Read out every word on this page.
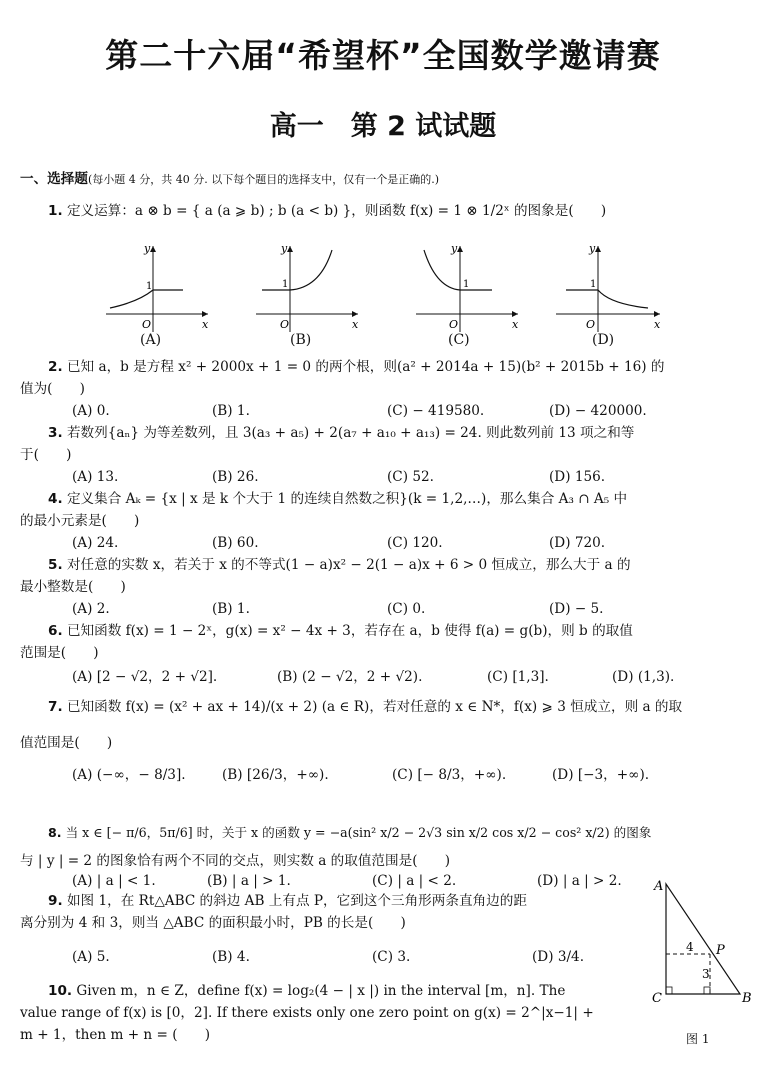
第二十六届“希望杯”全国数学邀请赛
高一　第 2 试试题
一、选择题(每小题 4 分，共 40 分. 以下每个题目的选择支中，仅有一个是正确的.)
1. 定义运算：a ⊗ b = { a (a ⩾ b) ; b (a < b) }，则函数 f(x) = 1 ⊗ 1/2ˣ 的图象是(　　)
y
1
O	x
y
1
O	x
y
1
O	x
y
1
O	x
(A)	(B)	(C)	(D)
2. 已知 a，b 是方程 x² + 2000x + 1 = 0 的两个根，则(a² + 2014a + 15)(b² + 2015b + 16) 的
值为(　　)
(A) 0.	(B) 1.	(C) − 419580.	(D) − 420000.
3. 若数列{aₙ} 为等差数列，且 3(a₃ + a₅) + 2(a₇ + a₁₀ + a₁₃) = 24. 则此数列前 13 项之和等
于(　　)
(A) 13.	(B) 26.	(C) 52.	(D) 156.
4. 定义集合 Aₖ = {x | x 是 k 个大于 1 的连续自然数之积}(k = 1,2,…)，那么集合 A₃ ∩ A₅ 中
的最小元素是(　　)
(A) 24.	(B) 60.	(C) 120.	(D) 720.
5. 对任意的实数 x，若关于 x 的不等式(1 − a)x² − 2(1 − a)x + 6 > 0 恒成立，那么大于 a 的
最小整数是(　　)
(A) 2.	(B) 1.	(C) 0.	(D) − 5.
6. 已知函数 f(x) = 1 − 2ˣ，g(x) = x² − 4x + 3，若存在 a，b 使得 f(a) = g(b)，则 b 的取值
范围是(　　)
(A) [2 − √2，2 + √2].	(B) (2 − √2，2 + √2).	(C) [1,3].	(D) (1,3).
7. 已知函数 f(x) = (x² + ax + 14)/(x + 2) (a ∈ R)，若对任意的 x ∈ N*，f(x) ⩾ 3 恒成立，则 a 的取
值范围是(　　)
(A) (−∞，− 8/3].	(B) [26/3，+∞).	(C) [− 8/3，+∞).	(D) [−3，+∞).
8. 当 x ∈ [− π/6，5π/6] 时，关于 x 的函数 y = −a(sin² x/2 − 2√3 sin x/2 cos x/2 − cos² x/2) 的图象
与 | y | = 2 的图象恰有两个不同的交点，则实数 a 的取值范围是(　　)
(A) | a | < 1.	(B) | a | > 1.	(C) | a | < 2.	(D) | a | > 2.
9. 如图 1，在 Rt△ABC 的斜边 AB 上有点 P，它到这个三角形两条直角边的距
离分别为 4 和 3，则当 △ABC 的面积最小时，PB 的长是(　　)
(A) 5.	(B) 4.	(C) 3.	(D) 3/4.
10. Given m，n ∈ Z，define f(x) = log₂(4 − | x |) in the interval [m，n]. The
value range of f(x) is [0，2]. If there exists only one zero point on g(x) = 2^|x−1| +
m + 1，then m + n = (　　)
A
P
4
3
C	B
图 1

_Written task:_
How many lines in the listing above contain the string "已知函数"? Answer with the number only.

_The result:_
2